Collected data
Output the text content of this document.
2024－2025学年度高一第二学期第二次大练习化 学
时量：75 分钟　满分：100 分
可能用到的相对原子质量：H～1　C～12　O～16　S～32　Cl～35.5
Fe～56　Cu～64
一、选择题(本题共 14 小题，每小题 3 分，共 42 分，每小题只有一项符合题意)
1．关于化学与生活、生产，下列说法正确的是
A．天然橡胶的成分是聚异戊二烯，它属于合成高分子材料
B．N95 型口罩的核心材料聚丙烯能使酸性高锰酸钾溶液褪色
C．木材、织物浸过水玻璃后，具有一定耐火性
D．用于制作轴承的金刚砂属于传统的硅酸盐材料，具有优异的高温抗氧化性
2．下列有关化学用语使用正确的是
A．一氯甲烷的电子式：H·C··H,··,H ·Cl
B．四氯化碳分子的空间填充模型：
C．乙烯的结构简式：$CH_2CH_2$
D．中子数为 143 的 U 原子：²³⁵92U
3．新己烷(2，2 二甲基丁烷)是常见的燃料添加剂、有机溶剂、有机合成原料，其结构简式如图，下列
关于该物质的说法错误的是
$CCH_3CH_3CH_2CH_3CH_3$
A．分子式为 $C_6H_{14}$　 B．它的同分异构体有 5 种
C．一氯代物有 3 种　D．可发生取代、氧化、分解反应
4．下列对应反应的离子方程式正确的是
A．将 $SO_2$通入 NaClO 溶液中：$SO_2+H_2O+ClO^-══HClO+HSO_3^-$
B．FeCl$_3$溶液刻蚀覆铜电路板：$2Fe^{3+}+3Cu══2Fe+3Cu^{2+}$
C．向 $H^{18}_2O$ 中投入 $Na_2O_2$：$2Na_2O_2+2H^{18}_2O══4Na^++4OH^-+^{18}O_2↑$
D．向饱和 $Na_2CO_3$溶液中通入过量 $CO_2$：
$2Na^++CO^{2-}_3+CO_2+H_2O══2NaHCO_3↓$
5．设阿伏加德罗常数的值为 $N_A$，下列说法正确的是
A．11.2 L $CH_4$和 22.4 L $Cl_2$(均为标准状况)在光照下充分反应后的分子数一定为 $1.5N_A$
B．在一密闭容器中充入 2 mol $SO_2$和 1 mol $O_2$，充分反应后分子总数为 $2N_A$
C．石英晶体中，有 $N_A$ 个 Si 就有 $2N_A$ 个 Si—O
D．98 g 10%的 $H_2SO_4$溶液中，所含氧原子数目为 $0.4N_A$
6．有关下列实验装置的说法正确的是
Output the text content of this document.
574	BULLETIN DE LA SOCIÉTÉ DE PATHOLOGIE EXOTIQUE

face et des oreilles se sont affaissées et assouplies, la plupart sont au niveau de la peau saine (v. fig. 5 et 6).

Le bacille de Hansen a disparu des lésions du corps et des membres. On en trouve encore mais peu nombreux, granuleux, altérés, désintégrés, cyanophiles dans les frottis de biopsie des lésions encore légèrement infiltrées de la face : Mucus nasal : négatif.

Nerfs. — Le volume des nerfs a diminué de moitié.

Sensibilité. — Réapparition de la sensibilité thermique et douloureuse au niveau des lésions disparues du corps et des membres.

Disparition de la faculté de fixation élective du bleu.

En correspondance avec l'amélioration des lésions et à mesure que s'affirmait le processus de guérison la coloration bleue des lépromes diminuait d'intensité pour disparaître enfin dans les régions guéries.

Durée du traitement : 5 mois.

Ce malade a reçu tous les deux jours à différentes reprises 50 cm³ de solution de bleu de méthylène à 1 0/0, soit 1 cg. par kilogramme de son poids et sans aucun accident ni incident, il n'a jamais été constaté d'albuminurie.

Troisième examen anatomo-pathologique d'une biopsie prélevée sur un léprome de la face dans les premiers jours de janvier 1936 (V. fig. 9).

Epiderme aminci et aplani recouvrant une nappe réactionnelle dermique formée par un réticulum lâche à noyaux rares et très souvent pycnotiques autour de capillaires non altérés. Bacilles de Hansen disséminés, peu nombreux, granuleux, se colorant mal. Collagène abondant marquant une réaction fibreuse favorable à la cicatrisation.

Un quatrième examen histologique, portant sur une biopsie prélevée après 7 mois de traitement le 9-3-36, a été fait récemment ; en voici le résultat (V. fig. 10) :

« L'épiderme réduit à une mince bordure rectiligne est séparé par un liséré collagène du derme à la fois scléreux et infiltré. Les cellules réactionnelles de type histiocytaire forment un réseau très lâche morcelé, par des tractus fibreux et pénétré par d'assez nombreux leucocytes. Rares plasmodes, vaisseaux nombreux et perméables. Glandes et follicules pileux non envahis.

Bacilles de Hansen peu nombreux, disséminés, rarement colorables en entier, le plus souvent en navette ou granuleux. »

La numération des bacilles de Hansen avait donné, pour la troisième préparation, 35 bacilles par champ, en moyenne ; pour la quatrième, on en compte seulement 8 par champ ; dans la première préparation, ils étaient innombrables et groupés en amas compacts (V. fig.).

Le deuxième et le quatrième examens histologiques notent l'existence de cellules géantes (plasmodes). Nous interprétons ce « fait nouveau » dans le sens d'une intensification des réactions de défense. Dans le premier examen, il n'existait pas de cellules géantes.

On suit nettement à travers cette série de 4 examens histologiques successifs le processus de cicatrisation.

» **DIRECTION**: From the records given above, copy all lines containing "niveau".

» **RESPONSE TO THIS EXERCISE**:
face et des oreilles se sont affaissées et assouplies, la plupart sont au niveau de la peau saine (v. fig. 5 et 6).
Sensibilité. — Réapparition de la sensibilité thermique et douloureuse au niveau des lésions disparues du corps et des membres.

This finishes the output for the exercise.